Start of Extracted records
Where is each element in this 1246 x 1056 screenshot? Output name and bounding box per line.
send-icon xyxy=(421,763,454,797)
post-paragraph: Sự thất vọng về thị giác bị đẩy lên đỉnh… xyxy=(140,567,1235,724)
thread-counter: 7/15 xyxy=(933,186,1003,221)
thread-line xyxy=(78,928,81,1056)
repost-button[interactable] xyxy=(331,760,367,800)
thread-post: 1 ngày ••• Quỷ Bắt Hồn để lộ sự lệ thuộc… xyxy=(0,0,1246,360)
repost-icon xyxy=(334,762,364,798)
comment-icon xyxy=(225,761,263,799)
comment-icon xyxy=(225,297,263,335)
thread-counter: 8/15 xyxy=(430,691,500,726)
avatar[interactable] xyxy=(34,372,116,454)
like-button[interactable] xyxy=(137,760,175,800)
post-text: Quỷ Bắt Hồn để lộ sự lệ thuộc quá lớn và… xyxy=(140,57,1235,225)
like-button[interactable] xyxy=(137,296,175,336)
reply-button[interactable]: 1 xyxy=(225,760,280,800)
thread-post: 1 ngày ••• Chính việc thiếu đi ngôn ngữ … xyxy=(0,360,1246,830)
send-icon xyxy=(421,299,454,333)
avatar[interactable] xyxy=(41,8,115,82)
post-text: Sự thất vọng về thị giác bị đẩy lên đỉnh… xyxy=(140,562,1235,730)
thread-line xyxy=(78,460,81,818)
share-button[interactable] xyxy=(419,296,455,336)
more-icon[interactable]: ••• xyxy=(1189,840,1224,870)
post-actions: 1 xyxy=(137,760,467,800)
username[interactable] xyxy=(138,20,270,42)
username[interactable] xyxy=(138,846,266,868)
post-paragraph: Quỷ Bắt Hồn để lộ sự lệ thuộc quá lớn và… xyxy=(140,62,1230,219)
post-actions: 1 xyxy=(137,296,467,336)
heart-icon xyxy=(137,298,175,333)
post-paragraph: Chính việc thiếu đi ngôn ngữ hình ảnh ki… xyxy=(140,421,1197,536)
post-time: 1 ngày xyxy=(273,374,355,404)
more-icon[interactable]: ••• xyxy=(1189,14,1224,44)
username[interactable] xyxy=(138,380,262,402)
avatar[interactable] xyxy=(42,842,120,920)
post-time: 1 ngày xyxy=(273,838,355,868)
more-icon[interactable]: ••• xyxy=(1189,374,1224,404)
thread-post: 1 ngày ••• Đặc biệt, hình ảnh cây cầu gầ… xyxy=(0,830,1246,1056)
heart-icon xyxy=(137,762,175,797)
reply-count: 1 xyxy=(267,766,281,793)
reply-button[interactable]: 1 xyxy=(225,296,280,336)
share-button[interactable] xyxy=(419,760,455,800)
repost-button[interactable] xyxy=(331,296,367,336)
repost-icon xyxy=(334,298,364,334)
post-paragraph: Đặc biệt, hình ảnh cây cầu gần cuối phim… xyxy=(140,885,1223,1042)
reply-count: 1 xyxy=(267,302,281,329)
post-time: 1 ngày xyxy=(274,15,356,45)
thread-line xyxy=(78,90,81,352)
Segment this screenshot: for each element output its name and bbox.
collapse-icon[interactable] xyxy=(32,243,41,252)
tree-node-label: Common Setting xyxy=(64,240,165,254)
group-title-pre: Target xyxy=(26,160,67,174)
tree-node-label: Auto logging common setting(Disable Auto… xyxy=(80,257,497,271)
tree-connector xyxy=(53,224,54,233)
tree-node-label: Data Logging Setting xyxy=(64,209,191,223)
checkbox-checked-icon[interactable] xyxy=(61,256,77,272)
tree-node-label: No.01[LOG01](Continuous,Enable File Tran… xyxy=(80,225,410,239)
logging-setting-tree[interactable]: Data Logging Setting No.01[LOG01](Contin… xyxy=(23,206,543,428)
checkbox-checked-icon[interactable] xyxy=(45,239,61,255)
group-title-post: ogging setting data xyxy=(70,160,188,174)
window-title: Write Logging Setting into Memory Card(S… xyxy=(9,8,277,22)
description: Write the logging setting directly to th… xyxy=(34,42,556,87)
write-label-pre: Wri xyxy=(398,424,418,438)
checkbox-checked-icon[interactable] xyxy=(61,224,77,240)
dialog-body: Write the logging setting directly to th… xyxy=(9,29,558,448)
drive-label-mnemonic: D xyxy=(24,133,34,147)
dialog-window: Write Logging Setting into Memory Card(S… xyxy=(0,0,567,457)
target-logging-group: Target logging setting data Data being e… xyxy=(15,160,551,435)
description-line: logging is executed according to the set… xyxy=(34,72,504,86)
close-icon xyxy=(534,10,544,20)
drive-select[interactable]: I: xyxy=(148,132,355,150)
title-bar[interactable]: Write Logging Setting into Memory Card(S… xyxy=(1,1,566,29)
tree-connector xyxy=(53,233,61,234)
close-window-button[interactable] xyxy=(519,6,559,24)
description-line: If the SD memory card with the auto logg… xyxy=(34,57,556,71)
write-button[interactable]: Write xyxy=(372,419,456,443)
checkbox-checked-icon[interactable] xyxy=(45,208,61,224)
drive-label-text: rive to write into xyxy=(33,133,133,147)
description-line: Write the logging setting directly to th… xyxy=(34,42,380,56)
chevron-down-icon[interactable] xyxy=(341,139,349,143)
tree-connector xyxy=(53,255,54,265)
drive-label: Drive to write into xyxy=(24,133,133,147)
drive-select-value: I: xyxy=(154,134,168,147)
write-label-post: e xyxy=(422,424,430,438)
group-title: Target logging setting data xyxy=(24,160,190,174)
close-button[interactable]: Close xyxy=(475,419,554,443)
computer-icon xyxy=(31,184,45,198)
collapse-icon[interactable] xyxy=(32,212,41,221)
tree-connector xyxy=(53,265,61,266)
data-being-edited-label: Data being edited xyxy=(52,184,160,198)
End of Extracted records
Copy the material above again, switching every "thread-counter" to "page-counter" and leaving everything else unchanged.

### The answer
Where is each element in this 1246 x 1056 screenshot? Output name and bounding box per line.
send-icon xyxy=(421,763,454,797)
post-paragraph: Sự thất vọng về thị giác bị đẩy lên đỉnh… xyxy=(140,567,1235,724)
page-counter: 7/15 xyxy=(933,186,1003,221)
thread-line xyxy=(78,928,81,1056)
repost-button[interactable] xyxy=(331,760,367,800)
thread-post: 1 ngày ••• Quỷ Bắt Hồn để lộ sự lệ thuộc… xyxy=(0,0,1246,360)
repost-icon xyxy=(334,762,364,798)
comment-icon xyxy=(225,761,263,799)
comment-icon xyxy=(225,297,263,335)
page-counter: 8/15 xyxy=(430,691,500,726)
avatar[interactable] xyxy=(34,372,116,454)
like-button[interactable] xyxy=(137,760,175,800)
post-text: Quỷ Bắt Hồn để lộ sự lệ thuộc quá lớn và… xyxy=(140,57,1235,225)
like-button[interactable] xyxy=(137,296,175,336)
reply-button[interactable]: 1 xyxy=(225,760,280,800)
thread-post: 1 ngày ••• Chính việc thiếu đi ngôn ngữ … xyxy=(0,360,1246,830)
send-icon xyxy=(421,299,454,333)
avatar[interactable] xyxy=(41,8,115,82)
post-text: Sự thất vọng về thị giác bị đẩy lên đỉnh… xyxy=(140,562,1235,730)
thread-line xyxy=(78,460,81,818)
share-button[interactable] xyxy=(419,296,455,336)
more-icon[interactable]: ••• xyxy=(1189,840,1224,870)
post-actions: 1 xyxy=(137,760,467,800)
username[interactable] xyxy=(138,20,270,42)
username[interactable] xyxy=(138,846,266,868)
post-paragraph: Quỷ Bắt Hồn để lộ sự lệ thuộc quá lớn và… xyxy=(140,62,1230,219)
post-actions: 1 xyxy=(137,296,467,336)
heart-icon xyxy=(137,298,175,333)
post-paragraph: Chính việc thiếu đi ngôn ngữ hình ảnh ki… xyxy=(140,421,1197,536)
post-time: 1 ngày xyxy=(273,374,355,404)
more-icon[interactable]: ••• xyxy=(1189,14,1224,44)
username[interactable] xyxy=(138,380,262,402)
avatar[interactable] xyxy=(42,842,120,920)
post-time: 1 ngày xyxy=(273,838,355,868)
more-icon[interactable]: ••• xyxy=(1189,374,1224,404)
thread-post: 1 ngày ••• Đặc biệt, hình ảnh cây cầu gầ… xyxy=(0,830,1246,1056)
heart-icon xyxy=(137,762,175,797)
reply-count: 1 xyxy=(267,766,281,793)
reply-button[interactable]: 1 xyxy=(225,296,280,336)
share-button[interactable] xyxy=(419,760,455,800)
repost-button[interactable] xyxy=(331,296,367,336)
repost-icon xyxy=(334,298,364,334)
post-paragraph: Đặc biệt, hình ảnh cây cầu gần cuối phim… xyxy=(140,885,1223,1042)
reply-count: 1 xyxy=(267,302,281,329)
post-time: 1 ngày xyxy=(274,15,356,45)
thread-line xyxy=(78,90,81,352)
Segment this screenshot: for each element output its name and bbox.
collapse-icon[interactable] xyxy=(32,243,41,252)
tree-node-label: Common Setting xyxy=(64,240,165,254)
group-title-pre: Target xyxy=(26,160,67,174)
tree-node-label: Auto logging common setting(Disable Auto… xyxy=(80,257,497,271)
tree-connector xyxy=(53,224,54,233)
tree-node-label: Data Logging Setting xyxy=(64,209,191,223)
checkbox-checked-icon[interactable] xyxy=(61,256,77,272)
tree-node-label: No.01[LOG01](Continuous,Enable File Tran… xyxy=(80,225,410,239)
logging-setting-tree[interactable]: Data Logging Setting No.01[LOG01](Contin… xyxy=(23,206,543,428)
checkbox-checked-icon[interactable] xyxy=(45,239,61,255)
group-title-post: ogging setting data xyxy=(70,160,188,174)
window-title: Write Logging Setting into Memory Card(S… xyxy=(9,8,277,22)
description: Write the logging setting directly to th… xyxy=(34,42,556,87)
write-label-pre: Wri xyxy=(398,424,418,438)
checkbox-checked-icon[interactable] xyxy=(61,224,77,240)
dialog-body: Write the logging setting directly to th… xyxy=(9,29,558,448)
drive-label-mnemonic: D xyxy=(24,133,34,147)
dialog-window: Write Logging Setting into Memory Card(S… xyxy=(0,0,567,457)
target-logging-group: Target logging setting data Data being e… xyxy=(15,160,551,435)
description-line: logging is executed according to the set… xyxy=(34,72,504,86)
close-icon xyxy=(534,10,544,20)
drive-select[interactable]: I: xyxy=(148,132,355,150)
title-bar[interactable]: Write Logging Setting into Memory Card(S… xyxy=(1,1,566,29)
tree-connector xyxy=(53,233,61,234)
close-window-button[interactable] xyxy=(519,6,559,24)
description-line: If the SD memory card with the auto logg… xyxy=(34,57,556,71)
write-button[interactable]: Write xyxy=(372,419,456,443)
checkbox-checked-icon[interactable] xyxy=(45,208,61,224)
drive-label-text: rive to write into xyxy=(33,133,133,147)
description-line: Write the logging setting directly to th… xyxy=(34,42,380,56)
chevron-down-icon[interactable] xyxy=(341,139,349,143)
tree-connector xyxy=(53,255,54,265)
drive-label: Drive to write into xyxy=(24,133,133,147)
drive-select-value: I: xyxy=(154,134,168,147)
write-label-post: e xyxy=(422,424,430,438)
group-title: Target logging setting data xyxy=(24,160,190,174)
close-button[interactable]: Close xyxy=(475,419,554,443)
computer-icon xyxy=(31,184,45,198)
collapse-icon[interactable] xyxy=(32,212,41,221)
tree-connector xyxy=(53,265,61,266)
data-being-edited-label: Data being edited xyxy=(52,184,160,198)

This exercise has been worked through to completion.